Write out all the lines again, precisely as they stand, but without the images.
....
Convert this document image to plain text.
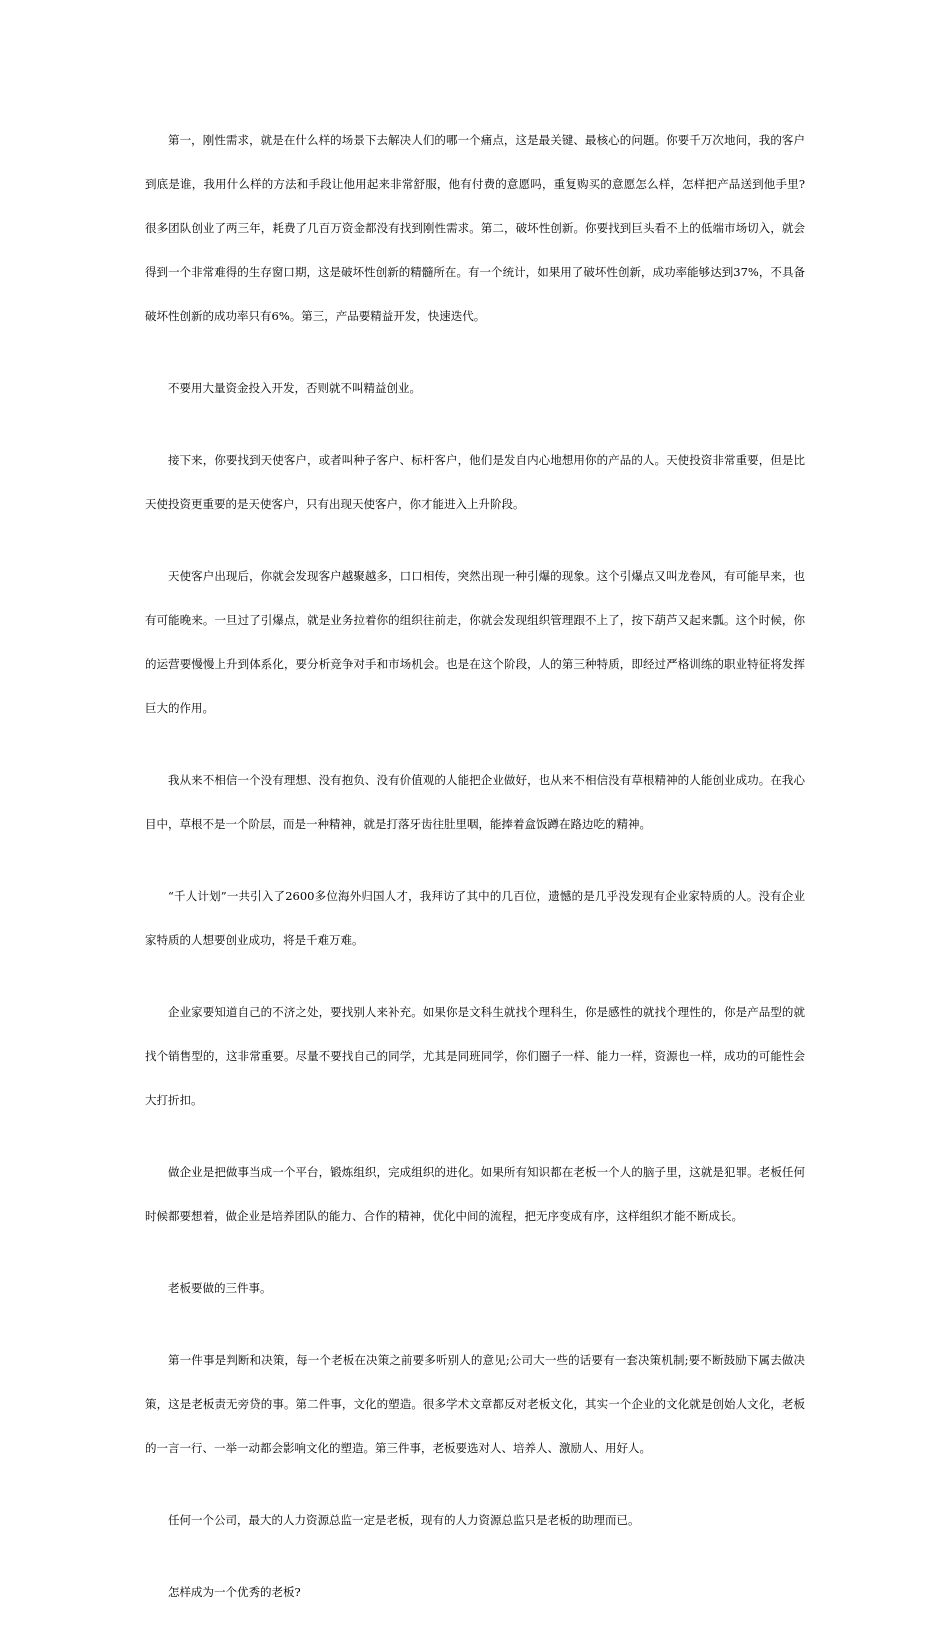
第一，刚性需求，就是在什么样的场景下去解决人们的哪一个痛点，这是最关键、最核心的问题。你要千万次地问，我的客户到底是谁，我用什么样的方法和手段让他用起来非常舒服，他有付费的意愿吗，重复购买的意愿怎么样，怎样把产品送到他手里?很多团队创业了两三年，耗费了几百万资金都没有找到刚性需求。第二，破坏性创新。你要找到巨头看不上的低端市场切入，就会得到一个非常难得的生存窗口期，这是破坏性创新的精髓所在。有一个统计，如果用了破坏性创新，成功率能够达到37%，不具备破坏性创新的成功率只有6%。第三，产品要精益开发，快速迭代。

不要用大量资金投入开发，否则就不叫精益创业。

接下来，你要找到天使客户，或者叫种子客户、标杆客户，他们是发自内心地想用你的产品的人。天使投资非常重要，但是比天使投资更重要的是天使客户，只有出现天使客户，你才能进入上升阶段。

天使客户出现后，你就会发现客户越聚越多，口口相传，突然出现一种引爆的现象。这个引爆点又叫龙卷风，有可能早来，也有可能晚来。一旦过了引爆点，就是业务拉着你的组织往前走，你就会发现组织管理跟不上了，按下葫芦又起来瓢。这个时候，你的运营要慢慢上升到体系化，要分析竞争对手和市场机会。也是在这个阶段，人的第三种特质，即经过严格训练的职业特征将发挥巨大的作用。

我从来不相信一个没有理想、没有抱负、没有价值观的人能把企业做好，也从来不相信没有草根精神的人能创业成功。在我心目中，草根不是一个阶层，而是一种精神，就是打落牙齿往肚里咽，能捧着盒饭蹲在路边吃的精神。

“千人计划”一共引入了2600多位海外归国人才，我拜访了其中的几百位，遗憾的是几乎没发现有企业家特质的人。没有企业家特质的人想要创业成功，将是千难万难。

企业家要知道自己的不济之处，要找别人来补充。如果你是文科生就找个理科生，你是感性的就找个理性的，你是产品型的就找个销售型的，这非常重要。尽量不要找自己的同学，尤其是同班同学，你们圈子一样、能力一样，资源也一样，成功的可能性会大打折扣。

做企业是把做事当成一个平台，锻炼组织，完成组织的进化。如果所有知识都在老板一个人的脑子里，这就是犯罪。老板任何时候都要想着，做企业是培养团队的能力、合作的精神，优化中间的流程，把无序变成有序，这样组织才能不断成长。

老板要做的三件事。

第一件事是判断和决策，每一个老板在决策之前要多听别人的意见;公司大一些的话要有一套决策机制;要不断鼓励下属去做决策，这是老板责无旁贷的事。第二件事，文化的塑造。很多学术文章都反对老板文化，其实一个企业的文化就是创始人文化，老板的一言一行、一举一动都会影响文化的塑造。第三件事，老板要选对人、培养人、激励人、用好人。

任何一个公司，最大的人力资源总监一定是老板，现有的人力资源总监只是老板的助理而已。

怎样成为一个优秀的老板?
....
# TASK ANSWER
Convert this document image to plain text.
第一，刚性需求，就是在什么样的场景下去解决人们的哪一个痛点，这是最关键、最核心的问题。你要千万次地问，我的客户到底是谁，我用什么样的方法和手段让他用起来非常舒服，他有付费的意愿吗，重复购买的意愿怎么样，怎样把产品送到他手里?很多团队创业了两三年，耗费了几百万资金都没有找到刚性需求。第二，破坏性创新。你要找到巨头看不上的低端市场切入，就会得到一个非常难得的生存窗口期，这是破坏性创新的精髓所在。有一个统计，如果用了破坏性创新，成功率能够达到37%，不具备破坏性创新的成功率只有6%。第三，产品要精益开发，快速迭代。

不要用大量资金投入开发，否则就不叫精益创业。

接下来，你要找到天使客户，或者叫种子客户、标杆客户，他们是发自内心地想用你的产品的人。天使投资非常重要，但是比天使投资更重要的是天使客户，只有出现天使客户，你才能进入上升阶段。

天使客户出现后，你就会发现客户越聚越多，口口相传，突然出现一种引爆的现象。这个引爆点又叫龙卷风，有可能早来，也有可能晚来。一旦过了引爆点，就是业务拉着你的组织往前走，你就会发现组织管理跟不上了，按下葫芦又起来瓢。这个时候，你的运营要慢慢上升到体系化，要分析竞争对手和市场机会。也是在这个阶段，人的第三种特质，即经过严格训练的职业特征将发挥巨大的作用。

我从来不相信一个没有理想、没有抱负、没有价值观的人能把企业做好，也从来不相信没有草根精神的人能创业成功。在我心目中，草根不是一个阶层，而是一种精神，就是打落牙齿往肚里咽，能捧着盒饭蹲在路边吃的精神。

“千人计划”一共引入了2600多位海外归国人才，我拜访了其中的几百位，遗憾的是几乎没发现有企业家特质的人。没有企业家特质的人想要创业成功，将是千难万难。

企业家要知道自己的不济之处，要找别人来补充。如果你是文科生就找个理科生，你是感性的就找个理性的，你是产品型的就找个销售型的，这非常重要。尽量不要找自己的同学，尤其是同班同学，你们圈子一样、能力一样，资源也一样，成功的可能性会大打折扣。

做企业是把做事当成一个平台，锻炼组织，完成组织的进化。如果所有知识都在老板一个人的脑子里，这就是犯罪。老板任何时候都要想着，做企业是培养团队的能力、合作的精神，优化中间的流程，把无序变成有序，这样组织才能不断成长。

老板要做的三件事。

第一件事是判断和决策，每一个老板在决策之前要多听别人的意见;公司大一些的话要有一套决策机制;要不断鼓励下属去做决策，这是老板责无旁贷的事。第二件事，文化的塑造。很多学术文章都反对老板文化，其实一个企业的文化就是创始人文化，老板的一言一行、一举一动都会影响文化的塑造。第三件事，老板要选对人、培养人、激励人、用好人。

任何一个公司，最大的人力资源总监一定是老板，现有的人力资源总监只是老板的助理而已。

怎样成为一个优秀的老板?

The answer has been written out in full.